━━━ GIVEN DATA ━━━

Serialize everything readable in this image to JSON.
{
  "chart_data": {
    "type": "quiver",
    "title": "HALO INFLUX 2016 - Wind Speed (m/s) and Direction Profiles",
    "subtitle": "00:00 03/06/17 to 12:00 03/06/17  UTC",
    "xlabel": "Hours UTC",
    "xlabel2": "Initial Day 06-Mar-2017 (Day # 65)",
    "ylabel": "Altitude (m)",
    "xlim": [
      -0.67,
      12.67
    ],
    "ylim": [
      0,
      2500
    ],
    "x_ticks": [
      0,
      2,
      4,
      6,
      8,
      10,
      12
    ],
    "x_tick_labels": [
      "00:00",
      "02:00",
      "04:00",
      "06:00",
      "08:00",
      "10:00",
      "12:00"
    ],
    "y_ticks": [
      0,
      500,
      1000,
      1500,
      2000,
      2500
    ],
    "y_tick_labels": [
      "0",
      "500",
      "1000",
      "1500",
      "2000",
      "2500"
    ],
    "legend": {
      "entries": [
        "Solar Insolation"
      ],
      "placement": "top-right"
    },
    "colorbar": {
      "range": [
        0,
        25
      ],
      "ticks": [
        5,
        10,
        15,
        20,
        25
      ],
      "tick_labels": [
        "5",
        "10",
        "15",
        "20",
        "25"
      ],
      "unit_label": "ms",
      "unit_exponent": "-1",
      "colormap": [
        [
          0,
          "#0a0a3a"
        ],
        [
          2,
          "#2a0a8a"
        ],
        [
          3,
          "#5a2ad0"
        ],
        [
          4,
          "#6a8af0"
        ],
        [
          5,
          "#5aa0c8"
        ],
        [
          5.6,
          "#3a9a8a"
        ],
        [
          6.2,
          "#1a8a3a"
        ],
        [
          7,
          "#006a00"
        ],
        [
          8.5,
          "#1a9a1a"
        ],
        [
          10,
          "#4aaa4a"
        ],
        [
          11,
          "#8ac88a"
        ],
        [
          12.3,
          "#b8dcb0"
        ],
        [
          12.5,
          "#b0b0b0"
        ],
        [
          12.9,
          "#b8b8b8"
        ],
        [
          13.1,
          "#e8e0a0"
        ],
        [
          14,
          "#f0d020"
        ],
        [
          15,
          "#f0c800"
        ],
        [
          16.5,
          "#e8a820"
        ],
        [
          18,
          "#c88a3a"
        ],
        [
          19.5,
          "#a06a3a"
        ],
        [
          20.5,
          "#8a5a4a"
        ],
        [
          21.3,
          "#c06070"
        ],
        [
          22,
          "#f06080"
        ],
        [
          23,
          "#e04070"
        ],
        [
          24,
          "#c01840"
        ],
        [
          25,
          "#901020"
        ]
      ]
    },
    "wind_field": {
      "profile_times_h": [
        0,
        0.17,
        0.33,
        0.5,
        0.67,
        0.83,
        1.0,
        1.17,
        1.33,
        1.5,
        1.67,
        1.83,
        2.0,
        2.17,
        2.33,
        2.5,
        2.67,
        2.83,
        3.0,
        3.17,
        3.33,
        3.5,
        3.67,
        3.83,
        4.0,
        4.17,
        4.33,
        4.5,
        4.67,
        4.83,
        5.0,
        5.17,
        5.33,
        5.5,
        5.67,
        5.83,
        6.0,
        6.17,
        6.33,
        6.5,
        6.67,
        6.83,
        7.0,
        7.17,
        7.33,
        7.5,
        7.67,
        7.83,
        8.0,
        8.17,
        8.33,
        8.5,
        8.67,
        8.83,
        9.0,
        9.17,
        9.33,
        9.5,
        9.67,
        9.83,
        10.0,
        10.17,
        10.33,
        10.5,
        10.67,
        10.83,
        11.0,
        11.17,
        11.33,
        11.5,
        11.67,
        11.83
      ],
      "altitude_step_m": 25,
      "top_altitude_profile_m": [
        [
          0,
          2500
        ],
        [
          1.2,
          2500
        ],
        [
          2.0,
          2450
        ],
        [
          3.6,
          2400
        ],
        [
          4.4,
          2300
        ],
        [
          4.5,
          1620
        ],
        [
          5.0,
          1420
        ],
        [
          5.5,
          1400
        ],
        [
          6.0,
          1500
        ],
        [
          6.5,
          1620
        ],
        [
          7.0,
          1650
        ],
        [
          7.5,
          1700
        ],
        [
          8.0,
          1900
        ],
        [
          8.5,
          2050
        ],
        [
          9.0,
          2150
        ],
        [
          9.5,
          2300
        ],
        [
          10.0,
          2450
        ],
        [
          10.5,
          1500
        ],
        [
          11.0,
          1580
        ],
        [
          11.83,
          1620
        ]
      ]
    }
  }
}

━━━

» **EXERCISE OBJECTIVE**
Exactly as written above, please repeat the entries.

» **REPLY**
Serialize everything readable in this image to JSON.
{
  "chart_data": {
    "type": "quiver",
    "title": "HALO INFLUX 2016 - Wind Speed (m/s) and Direction Profiles",
    "subtitle": "00:00 03/06/17 to 12:00 03/06/17  UTC",
    "xlabel": "Hours UTC",
    "xlabel2": "Initial Day 06-Mar-2017 (Day # 65)",
    "ylabel": "Altitude (m)",
    "xlim": [
      -0.67,
      12.67
    ],
    "ylim": [
      0,
      2500
    ],
    "x_ticks": [
      0,
      2,
      4,
      6,
      8,
      10,
      12
    ],
    "x_tick_labels": [
      "00:00",
      "02:00",
      "04:00",
      "06:00",
      "08:00",
      "10:00",
      "12:00"
    ],
    "y_ticks": [
      0,
      500,
      1000,
      1500,
      2000,
      2500
    ],
    "y_tick_labels": [
      "0",
      "500",
      "1000",
      "1500",
      "2000",
      "2500"
    ],
    "legend": {
      "entries": [
        "Solar Insolation"
      ],
      "placement": "top-right"
    },
    "colorbar": {
      "range": [
        0,
        25
      ],
      "ticks": [
        5,
        10,
        15,
        20,
        25
      ],
      "tick_labels": [
        "5",
        "10",
        "15",
        "20",
        "25"
      ],
      "unit_label": "ms",
      "unit_exponent": "-1",
      "colormap": [
        [
          0,
          "#0a0a3a"
        ],
        [
          2,
          "#2a0a8a"
        ],
        [
          3,
          "#5a2ad0"
        ],
        [
          4,
          "#6a8af0"
        ],
        [
          5,
          "#5aa0c8"
        ],
        [
          5.6,
          "#3a9a8a"
        ],
        [
          6.2,
          "#1a8a3a"
        ],
        [
          7,
          "#006a00"
        ],
        [
          8.5,
          "#1a9a1a"
        ],
        [
          10,
          "#4aaa4a"
        ],
        [
          11,
          "#8ac88a"
        ],
        [
          12.3,
          "#b8dcb0"
        ],
        [
          12.5,
          "#b0b0b0"
        ],
        [
          12.9,
          "#b8b8b8"
        ],
        [
          13.1,
          "#e8e0a0"
        ],
        [
          14,
          "#f0d020"
        ],
        [
          15,
          "#f0c800"
        ],
        [
          16.5,
          "#e8a820"
        ],
        [
          18,
          "#c88a3a"
        ],
        [
          19.5,
          "#a06a3a"
        ],
        [
          20.5,
          "#8a5a4a"
        ],
        [
          21.3,
          "#c06070"
        ],
        [
          22,
          "#f06080"
        ],
        [
          23,
          "#e04070"
        ],
        [
          24,
          "#c01840"
        ],
        [
          25,
          "#901020"
        ]
      ]
    },
    "wind_field": {
      "profile_times_h": [
        0,
        0.17,
        0.33,
        0.5,
        0.67,
        0.83,
        1.0,
        1.17,
        1.33,
        1.5,
        1.67,
        1.83,
        2.0,
        2.17,
        2.33,
        2.5,
        2.67,
        2.83,
        3.0,
        3.17,
        3.33,
        3.5,
        3.67,
        3.83,
        4.0,
        4.17,
        4.33,
        4.5,
        4.67,
        4.83,
        5.0,
        5.17,
        5.33,
        5.5,
        5.67,
        5.83,
        6.0,
        6.17,
        6.33,
        6.5,
        6.67,
        6.83,
        7.0,
        7.17,
        7.33,
        7.5,
        7.67,
        7.83,
        8.0,
        8.17,
        8.33,
        8.5,
        8.67,
        8.83,
        9.0,
        9.17,
        9.33,
        9.5,
        9.67,
        9.83,
        10.0,
        10.17,
        10.33,
        10.5,
        10.67,
        10.83,
        11.0,
        11.17,
        11.33,
        11.5,
        11.67,
        11.83
      ],
      "altitude_step_m": 25,
      "top_altitude_profile_m": [
        [
          0,
          2500
        ],
        [
          1.2,
          2500
        ],
        [
          2.0,
          2450
        ],
        [
          3.6,
          2400
        ],
        [
          4.4,
          2300
        ],
        [
          4.5,
          1620
        ],
        [
          5.0,
          1420
        ],
        [
          5.5,
          1400
        ],
        [
          6.0,
          1500
        ],
        [
          6.5,
          1620
        ],
        [
          7.0,
          1650
        ],
        [
          7.5,
          1700
        ],
        [
          8.0,
          1900
        ],
        [
          8.5,
          2050
        ],
        [
          9.0,
          2150
        ],
        [
          9.5,
          2300
        ],
        [
          10.0,
          2450
        ],
        [
          10.5,
          1500
        ],
        [
          11.0,
          1580
        ],
        [
          11.83,
          1620
        ]
      ]
    }
  }
}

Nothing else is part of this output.